:: Prompt ::
Quote all entries in full, exactly.

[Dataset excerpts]
****************************************
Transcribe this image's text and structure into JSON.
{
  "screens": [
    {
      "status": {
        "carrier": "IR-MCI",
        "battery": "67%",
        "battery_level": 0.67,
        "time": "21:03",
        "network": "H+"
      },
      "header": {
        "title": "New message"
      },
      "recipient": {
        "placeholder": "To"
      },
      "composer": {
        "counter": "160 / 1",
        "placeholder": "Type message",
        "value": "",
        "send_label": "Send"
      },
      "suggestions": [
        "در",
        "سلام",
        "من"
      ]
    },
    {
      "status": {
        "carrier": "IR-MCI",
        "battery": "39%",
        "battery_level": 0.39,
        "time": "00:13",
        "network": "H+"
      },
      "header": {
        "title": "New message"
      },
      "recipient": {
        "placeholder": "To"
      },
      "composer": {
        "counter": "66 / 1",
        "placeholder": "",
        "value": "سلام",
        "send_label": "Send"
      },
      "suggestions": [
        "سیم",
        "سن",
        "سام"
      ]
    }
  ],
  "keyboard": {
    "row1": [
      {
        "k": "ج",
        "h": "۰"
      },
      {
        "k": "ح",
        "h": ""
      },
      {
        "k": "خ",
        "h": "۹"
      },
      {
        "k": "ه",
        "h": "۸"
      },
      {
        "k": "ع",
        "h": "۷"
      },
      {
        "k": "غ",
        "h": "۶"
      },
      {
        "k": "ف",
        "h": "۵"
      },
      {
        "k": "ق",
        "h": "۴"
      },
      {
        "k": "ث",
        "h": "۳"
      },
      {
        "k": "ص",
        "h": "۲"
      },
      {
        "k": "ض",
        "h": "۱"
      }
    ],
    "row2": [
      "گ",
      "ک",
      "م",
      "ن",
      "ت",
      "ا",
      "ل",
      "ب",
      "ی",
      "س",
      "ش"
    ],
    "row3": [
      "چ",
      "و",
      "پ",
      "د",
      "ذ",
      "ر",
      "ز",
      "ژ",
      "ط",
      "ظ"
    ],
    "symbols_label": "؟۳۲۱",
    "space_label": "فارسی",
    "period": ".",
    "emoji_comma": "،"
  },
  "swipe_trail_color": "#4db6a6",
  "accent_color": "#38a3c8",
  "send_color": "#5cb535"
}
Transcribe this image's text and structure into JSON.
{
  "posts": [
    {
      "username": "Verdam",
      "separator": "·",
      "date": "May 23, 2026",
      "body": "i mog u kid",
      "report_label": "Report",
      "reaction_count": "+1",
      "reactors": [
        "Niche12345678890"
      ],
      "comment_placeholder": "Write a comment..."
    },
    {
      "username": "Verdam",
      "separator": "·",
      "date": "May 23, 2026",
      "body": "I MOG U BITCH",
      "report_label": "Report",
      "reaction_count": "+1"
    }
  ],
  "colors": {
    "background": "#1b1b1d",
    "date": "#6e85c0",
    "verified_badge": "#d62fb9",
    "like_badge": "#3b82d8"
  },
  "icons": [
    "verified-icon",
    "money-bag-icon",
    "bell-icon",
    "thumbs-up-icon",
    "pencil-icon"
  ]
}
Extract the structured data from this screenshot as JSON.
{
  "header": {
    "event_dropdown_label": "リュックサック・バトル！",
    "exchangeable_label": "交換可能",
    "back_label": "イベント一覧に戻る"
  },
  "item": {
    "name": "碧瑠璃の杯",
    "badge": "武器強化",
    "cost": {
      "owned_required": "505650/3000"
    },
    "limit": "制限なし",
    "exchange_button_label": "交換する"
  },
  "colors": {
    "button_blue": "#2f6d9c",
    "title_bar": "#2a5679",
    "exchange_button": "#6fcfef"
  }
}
****************************************
:: The reply ::
Transcribe this image's text and structure into JSON.
{
  "screens": [
    {
      "status": {
        "carrier": "IR-MCI",
        "battery": "67%",
        "battery_level": 0.67,
        "time": "21:03",
        "network": "H+"
      },
      "header": {
        "title": "New message"
      },
      "recipient": {
        "placeholder": "To"
      },
      "composer": {
        "counter": "160 / 1",
        "placeholder": "Type message",
        "value": "",
        "send_label": "Send"
      },
      "suggestions": [
        "در",
        "سلام",
        "من"
      ]
    },
    {
      "status": {
        "carrier": "IR-MCI",
        "battery": "39%",
        "battery_level": 0.39,
        "time": "00:13",
        "network": "H+"
      },
      "header": {
        "title": "New message"
      },
      "recipient": {
        "placeholder": "To"
      },
      "composer": {
        "counter": "66 / 1",
        "placeholder": "",
        "value": "سلام",
        "send_label": "Send"
      },
      "suggestions": [
        "سیم",
        "سن",
        "سام"
      ]
    }
  ],
  "keyboard": {
    "row1": [
      {
        "k": "ج",
        "h": "۰"
      },
      {
        "k": "ح",
        "h": ""
      },
      {
        "k": "خ",
        "h": "۹"
      },
      {
        "k": "ه",
        "h": "۸"
      },
      {
        "k": "ع",
        "h": "۷"
      },
      {
        "k": "غ",
        "h": "۶"
      },
      {
        "k": "ف",
        "h": "۵"
      },
      {
        "k": "ق",
        "h": "۴"
      },
      {
        "k": "ث",
        "h": "۳"
      },
      {
        "k": "ص",
        "h": "۲"
      },
      {
        "k": "ض",
        "h": "۱"
      }
    ],
    "row2": [
      "گ",
      "ک",
      "م",
      "ن",
      "ت",
      "ا",
      "ل",
      "ب",
      "ی",
      "س",
      "ش"
    ],
    "row3": [
      "چ",
      "و",
      "پ",
      "د",
      "ذ",
      "ر",
      "ز",
      "ژ",
      "ط",
      "ظ"
    ],
    "symbols_label": "؟۳۲۱",
    "space_label": "فارسی",
    "period": ".",
    "emoji_comma": "،"
  },
  "swipe_trail_color": "#4db6a6",
  "accent_color": "#38a3c8",
  "send_color": "#5cb535"
}
Transcribe this image's text and structure into JSON.
{
  "posts": [
    {
      "username": "Verdam",
      "separator": "·",
      "date": "May 23, 2026",
      "body": "i mog u kid",
      "report_label": "Report",
      "reaction_count": "+1",
      "reactors": [
        "Niche12345678890"
      ],
      "comment_placeholder": "Write a comment..."
    },
    {
      "username": "Verdam",
      "separator": "·",
      "date": "May 23, 2026",
      "body": "I MOG U BITCH",
      "report_label": "Report",
      "reaction_count": "+1"
    }
  ],
  "colors": {
    "background": "#1b1b1d",
    "date": "#6e85c0",
    "verified_badge": "#d62fb9",
    "like_badge": "#3b82d8"
  },
  "icons": [
    "verified-icon",
    "money-bag-icon",
    "bell-icon",
    "thumbs-up-icon",
    "pencil-icon"
  ]
}
Extract the structured data from this screenshot as JSON.
{
  "header": {
    "event_dropdown_label": "リュックサック・バトル！",
    "exchangeable_label": "交換可能",
    "back_label": "イベント一覧に戻る"
  },
  "item": {
    "name": "碧瑠璃の杯",
    "badge": "武器強化",
    "cost": {
      "owned_required": "505650/3000"
    },
    "limit": "制限なし",
    "exchange_button_label": "交換する"
  },
  "colors": {
    "button_blue": "#2f6d9c",
    "title_bar": "#2a5679",
    "exchange_button": "#6fcfef"
  }
}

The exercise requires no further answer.